----- EXTRAIT DU TEXTE -----

Le Conseil d’Etat consacre à son tour le droit de se taire et l’obligation de notifier ce droit en matière disciplinaire
Le Conseil d’Etat vient de rendre une décision importante qui consacre, à la suite du Conseil constitutionnel, le droit de se taire en matière disciplinaire. L’affaire portait sur une sanction de déplacement d’office prise à l’égard d’un magistrat par le garde des sceaux.
Les questions à juger étaient les suivantes:
« 1) Quel est le champ d’application de l’obligation d’information sur le droit de se taire en matière disciplinaire ? Ce droit s’applique-t-il aux enquêtes administratives diligentées avant l’engagement d’une procédure disciplinaire ? Le cas où une enquête est diligentée alors que des poursuites disciplinaires sont déjà engagées justifie-t-il une solution particulière ? A quel(s) moment(s) et sous quelle forme l’information sur le droit de se taire doit-elle être délivrée ?
2) Quelles conséquences doivent être tirées de l’absence d’information sur le droit de se taire ? Dans quelles hypothèses un vice tiré de la méconnaissance de cette obligation d’information doit-il entraîner l’annulation de la sanction prononcée ? »

----- DONNÉES PRÉSENTÉES -----

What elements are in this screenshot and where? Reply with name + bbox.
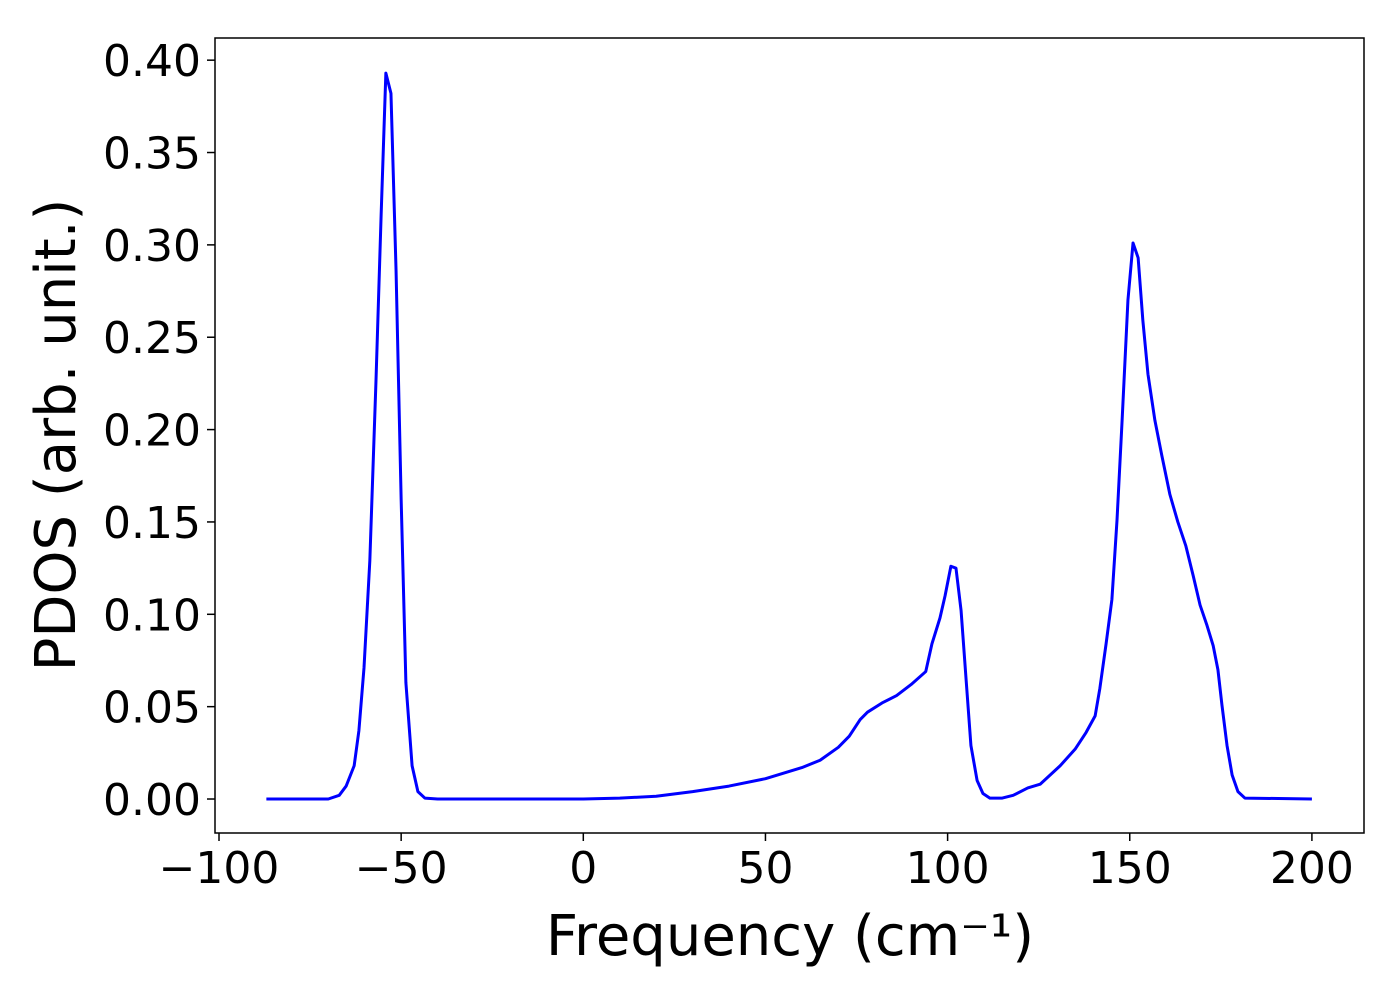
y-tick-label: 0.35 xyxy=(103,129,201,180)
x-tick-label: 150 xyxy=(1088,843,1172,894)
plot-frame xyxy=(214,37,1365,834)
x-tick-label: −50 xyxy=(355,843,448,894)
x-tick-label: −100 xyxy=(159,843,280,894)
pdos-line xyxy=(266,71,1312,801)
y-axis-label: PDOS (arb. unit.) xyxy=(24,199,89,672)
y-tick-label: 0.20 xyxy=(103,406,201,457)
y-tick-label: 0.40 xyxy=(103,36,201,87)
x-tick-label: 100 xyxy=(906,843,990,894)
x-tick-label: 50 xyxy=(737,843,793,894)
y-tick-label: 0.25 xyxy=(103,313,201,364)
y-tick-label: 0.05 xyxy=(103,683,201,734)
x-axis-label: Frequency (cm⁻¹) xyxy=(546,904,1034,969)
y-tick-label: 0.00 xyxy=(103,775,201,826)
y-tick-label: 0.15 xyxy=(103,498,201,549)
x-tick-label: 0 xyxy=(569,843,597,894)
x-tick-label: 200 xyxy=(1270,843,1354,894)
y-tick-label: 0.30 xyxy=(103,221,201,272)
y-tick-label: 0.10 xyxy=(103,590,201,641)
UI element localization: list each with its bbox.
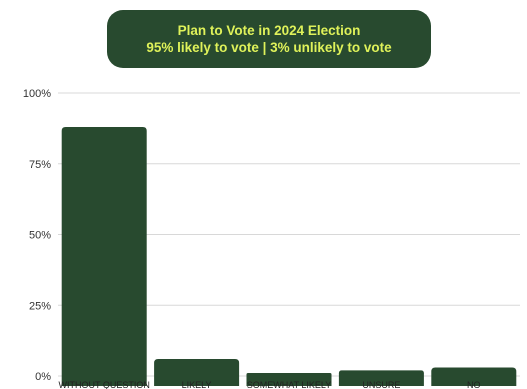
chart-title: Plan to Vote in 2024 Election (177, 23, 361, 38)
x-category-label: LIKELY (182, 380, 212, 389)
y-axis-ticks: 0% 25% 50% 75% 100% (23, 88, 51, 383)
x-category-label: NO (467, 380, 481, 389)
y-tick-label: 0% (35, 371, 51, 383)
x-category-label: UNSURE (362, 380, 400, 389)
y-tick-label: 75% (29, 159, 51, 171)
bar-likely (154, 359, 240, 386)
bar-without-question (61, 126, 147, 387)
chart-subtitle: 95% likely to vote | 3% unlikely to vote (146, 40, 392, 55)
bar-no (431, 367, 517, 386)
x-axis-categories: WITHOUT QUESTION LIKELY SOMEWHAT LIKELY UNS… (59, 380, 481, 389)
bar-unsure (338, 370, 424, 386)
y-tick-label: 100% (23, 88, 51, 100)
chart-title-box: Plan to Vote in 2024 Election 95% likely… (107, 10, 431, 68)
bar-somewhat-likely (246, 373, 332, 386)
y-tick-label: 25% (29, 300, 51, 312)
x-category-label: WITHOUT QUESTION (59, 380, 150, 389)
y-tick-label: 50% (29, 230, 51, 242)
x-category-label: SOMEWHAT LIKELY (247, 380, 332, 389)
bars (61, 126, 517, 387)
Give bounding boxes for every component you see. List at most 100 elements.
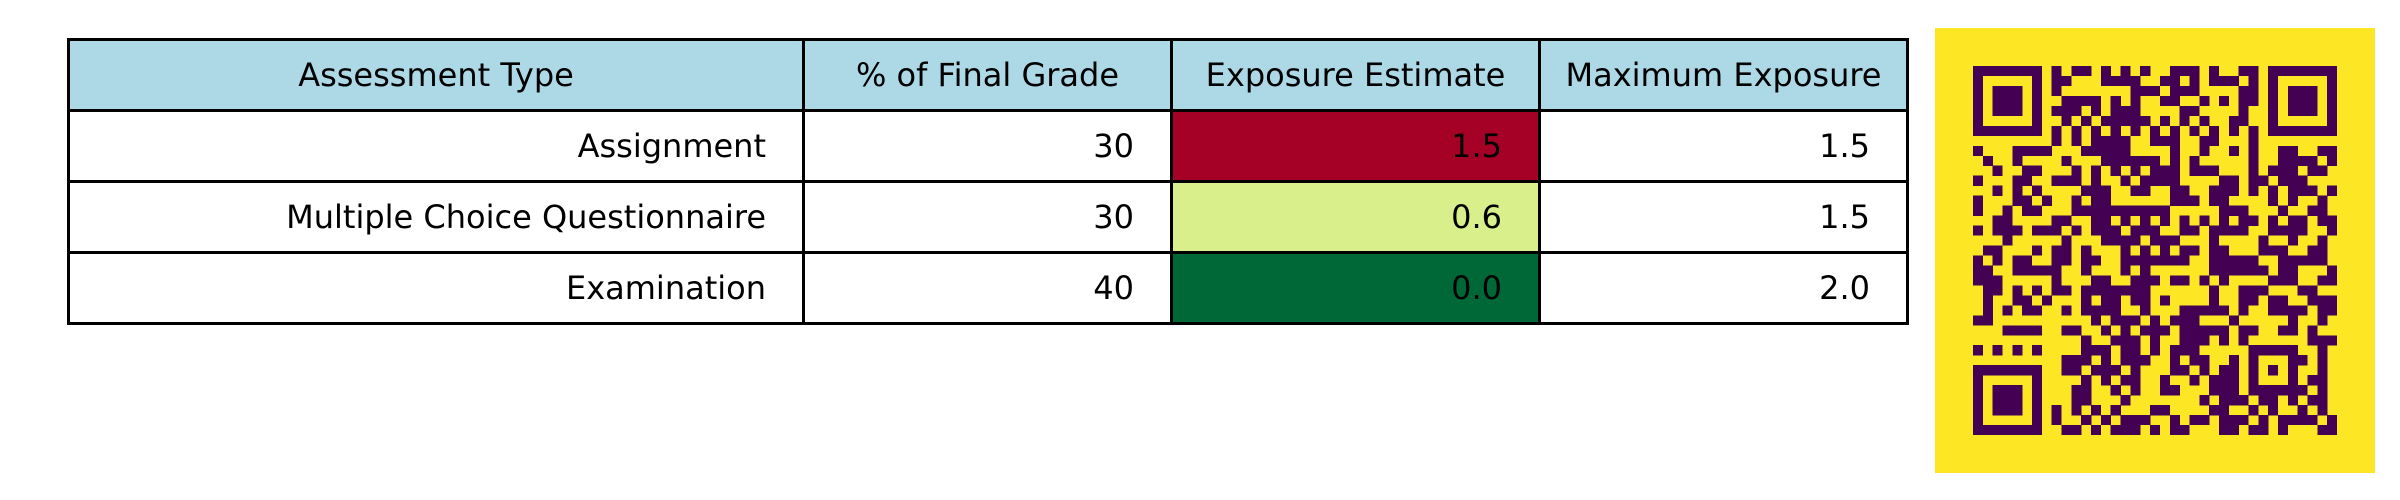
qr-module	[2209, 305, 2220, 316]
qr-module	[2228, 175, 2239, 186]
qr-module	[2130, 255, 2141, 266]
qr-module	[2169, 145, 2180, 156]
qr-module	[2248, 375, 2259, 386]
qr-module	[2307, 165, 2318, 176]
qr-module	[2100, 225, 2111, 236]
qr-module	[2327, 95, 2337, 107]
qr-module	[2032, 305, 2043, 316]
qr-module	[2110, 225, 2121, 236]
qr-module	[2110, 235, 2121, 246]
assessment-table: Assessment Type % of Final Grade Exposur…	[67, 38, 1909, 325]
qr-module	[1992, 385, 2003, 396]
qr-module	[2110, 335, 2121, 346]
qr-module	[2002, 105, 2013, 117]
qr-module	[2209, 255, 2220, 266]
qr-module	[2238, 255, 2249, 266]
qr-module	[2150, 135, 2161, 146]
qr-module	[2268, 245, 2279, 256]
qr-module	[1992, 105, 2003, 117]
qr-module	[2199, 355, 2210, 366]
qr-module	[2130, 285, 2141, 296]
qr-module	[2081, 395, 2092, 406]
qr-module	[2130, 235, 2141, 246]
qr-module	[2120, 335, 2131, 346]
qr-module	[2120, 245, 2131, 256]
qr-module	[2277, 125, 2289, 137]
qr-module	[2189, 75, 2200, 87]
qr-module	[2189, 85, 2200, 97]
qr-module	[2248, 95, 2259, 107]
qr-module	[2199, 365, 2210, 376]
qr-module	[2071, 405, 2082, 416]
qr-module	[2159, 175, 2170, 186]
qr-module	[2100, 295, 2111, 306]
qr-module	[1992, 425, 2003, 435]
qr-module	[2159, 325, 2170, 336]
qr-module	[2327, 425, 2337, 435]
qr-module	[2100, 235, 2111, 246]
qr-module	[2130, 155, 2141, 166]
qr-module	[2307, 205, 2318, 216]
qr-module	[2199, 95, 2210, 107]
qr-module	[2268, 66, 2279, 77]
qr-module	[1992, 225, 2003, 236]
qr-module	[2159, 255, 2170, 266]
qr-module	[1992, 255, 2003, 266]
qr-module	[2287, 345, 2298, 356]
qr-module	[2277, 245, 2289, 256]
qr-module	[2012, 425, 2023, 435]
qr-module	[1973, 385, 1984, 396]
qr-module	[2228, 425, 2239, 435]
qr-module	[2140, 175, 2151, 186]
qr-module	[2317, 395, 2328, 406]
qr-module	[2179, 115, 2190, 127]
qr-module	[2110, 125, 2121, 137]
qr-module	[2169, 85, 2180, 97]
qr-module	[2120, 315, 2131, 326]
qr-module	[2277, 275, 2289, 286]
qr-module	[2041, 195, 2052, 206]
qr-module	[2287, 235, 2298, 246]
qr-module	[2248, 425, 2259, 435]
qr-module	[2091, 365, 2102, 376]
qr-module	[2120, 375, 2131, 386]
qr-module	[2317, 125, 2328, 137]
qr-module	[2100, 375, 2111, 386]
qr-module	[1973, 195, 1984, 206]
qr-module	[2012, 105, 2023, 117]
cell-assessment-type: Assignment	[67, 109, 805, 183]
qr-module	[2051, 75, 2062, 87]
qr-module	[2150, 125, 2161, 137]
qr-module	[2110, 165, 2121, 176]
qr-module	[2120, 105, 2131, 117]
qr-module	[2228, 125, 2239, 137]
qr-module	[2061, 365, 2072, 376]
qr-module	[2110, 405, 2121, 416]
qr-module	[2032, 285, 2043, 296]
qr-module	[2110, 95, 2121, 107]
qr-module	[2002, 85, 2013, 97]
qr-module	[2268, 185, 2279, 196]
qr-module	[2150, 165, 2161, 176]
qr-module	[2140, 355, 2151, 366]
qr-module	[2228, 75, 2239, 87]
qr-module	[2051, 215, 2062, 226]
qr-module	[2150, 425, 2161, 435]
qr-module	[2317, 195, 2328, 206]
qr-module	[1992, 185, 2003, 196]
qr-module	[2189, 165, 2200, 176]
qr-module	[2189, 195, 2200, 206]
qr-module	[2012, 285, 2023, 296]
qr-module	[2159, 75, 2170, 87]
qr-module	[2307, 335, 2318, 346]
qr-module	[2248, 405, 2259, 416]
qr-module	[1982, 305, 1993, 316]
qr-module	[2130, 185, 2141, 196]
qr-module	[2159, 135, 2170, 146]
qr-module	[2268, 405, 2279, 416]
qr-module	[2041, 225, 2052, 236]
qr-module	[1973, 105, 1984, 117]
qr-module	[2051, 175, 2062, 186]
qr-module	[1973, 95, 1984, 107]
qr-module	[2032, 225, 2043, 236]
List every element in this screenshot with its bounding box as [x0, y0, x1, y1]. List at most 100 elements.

-----

### CONSIGNE 1
Relevez toutes les questions que pose le point 1) de l'extrait sur le droit de se taire.
### CONSIGNE 2
Parmi les lignes, recopiez à l'identique le passage allant de la ligne contenant « 305, 2220, 316] » jusqu'à la ligne contenant « 175, 2170, 186] », ces deux lignes comprises.
L'extrait et les lignes n'ont aucun lien entre eux.

### RÉSULTAT 1
- Quel est le champ d'application de l'obligation d'information sur le droit de se taire en matière disciplinaire ?
- Ce droit s'applique-t-il aux enquêtes administratives diligentées avant l'engagement d'une procédure disciplinaire ?
- Le cas où une enquête est diligentée alors que des poursuites disciplinaires sont déjà engagées justifie-t-il une solution particulière ?
- A quel(s) moment(s) et sous quelle forme l'information sur le droit de se taire doit-elle être délivrée ?

### RÉSULTAT 2
qr-module	[2209, 305, 2220, 316]
qr-module	[2228, 175, 2239, 186]
qr-module	[2130, 255, 2141, 266]
qr-module	[2169, 145, 2180, 156]
qr-module	[2248, 375, 2259, 386]
qr-module	[2307, 165, 2318, 176]
qr-module	[2100, 225, 2111, 236]
qr-module	[2327, 95, 2337, 107]
qr-module	[2032, 305, 2043, 316]
qr-module	[2110, 225, 2121, 236]
qr-module	[2110, 235, 2121, 246]
assessment-table: Assessment Type % of Final Grade Exposur…	[67, 38, 1909, 325]
qr-module	[1992, 385, 2003, 396]
qr-module	[2110, 335, 2121, 346]
qr-module	[2002, 105, 2013, 117]
qr-module	[2209, 255, 2220, 266]
qr-module	[2238, 255, 2249, 266]
qr-module	[2150, 135, 2161, 146]
qr-module	[2268, 245, 2279, 256]
qr-module	[1992, 105, 2003, 117]
qr-module	[2199, 355, 2210, 366]
qr-module	[2130, 285, 2141, 296]
qr-module	[2081, 395, 2092, 406]
qr-module	[2130, 235, 2141, 246]
qr-module	[2120, 335, 2131, 346]
qr-module	[2120, 245, 2131, 256]
qr-module	[2277, 125, 2289, 137]
qr-module	[2189, 75, 2200, 87]
qr-module	[2189, 85, 2200, 97]
qr-module	[2248, 95, 2259, 107]
qr-module	[2199, 365, 2210, 376]
qr-module	[2071, 405, 2082, 416]
qr-module	[2159, 175, 2170, 186]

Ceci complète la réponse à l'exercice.